Directions:
Write the entries out again exactly as they stand, but without the pictures.

***** Material supplied

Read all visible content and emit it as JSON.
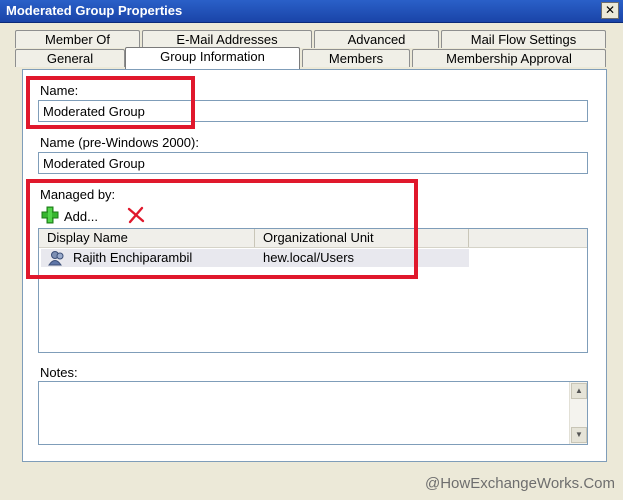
{
  "window": {
    "title": "Moderated Group Properties",
    "close_glyph": "✕"
  },
  "tabs_back": [
    "Member Of",
    "E-Mail Addresses",
    "Advanced",
    "Mail Flow Settings"
  ],
  "tabs_front": [
    "General",
    "Group Information",
    "Members",
    "Membership Approval"
  ],
  "active_tab": "Group Information",
  "fields": {
    "name_label": "Name:",
    "name_value": "Moderated Group",
    "prewin_label": "Name (pre-Windows 2000):",
    "prewin_value": "Moderated Group",
    "managed_label": "Managed by:",
    "add_label": "Add...",
    "notes_label": "Notes:",
    "notes_value": ""
  },
  "managers_table": {
    "columns": [
      "Display Name",
      "Organizational Unit"
    ],
    "rows": [
      {
        "display_name": "Rajith Enchiparambil",
        "ou": "hew.local/Users"
      }
    ]
  },
  "icons": {
    "add": "plus-icon",
    "remove": "red-x-icon",
    "user": "user-icon"
  },
  "accent_colors": {
    "highlight_box": "#e0182c",
    "title_bar": "#1a44a8"
  },
  "watermark": "@HowExchangeWorks.Com"
}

**********

Full solution:
Read all visible content and emit it as JSON.
{
  "window": {
    "title": "Moderated Group Properties",
    "close_glyph": "✕"
  },
  "tabs_back": [
    "Member Of",
    "E-Mail Addresses",
    "Advanced",
    "Mail Flow Settings"
  ],
  "tabs_front": [
    "General",
    "Group Information",
    "Members",
    "Membership Approval"
  ],
  "active_tab": "Group Information",
  "fields": {
    "name_label": "Name:",
    "name_value": "Moderated Group",
    "prewin_label": "Name (pre-Windows 2000):",
    "prewin_value": "Moderated Group",
    "managed_label": "Managed by:",
    "add_label": "Add...",
    "notes_label": "Notes:",
    "notes_value": ""
  },
  "managers_table": {
    "columns": [
      "Display Name",
      "Organizational Unit"
    ],
    "rows": [
      {
        "display_name": "Rajith Enchiparambil",
        "ou": "hew.local/Users"
      }
    ]
  },
  "icons": {
    "add": "plus-icon",
    "remove": "red-x-icon",
    "user": "user-icon"
  },
  "accent_colors": {
    "highlight_box": "#e0182c",
    "title_bar": "#1a44a8"
  },
  "watermark": "@HowExchangeWorks.Com"
}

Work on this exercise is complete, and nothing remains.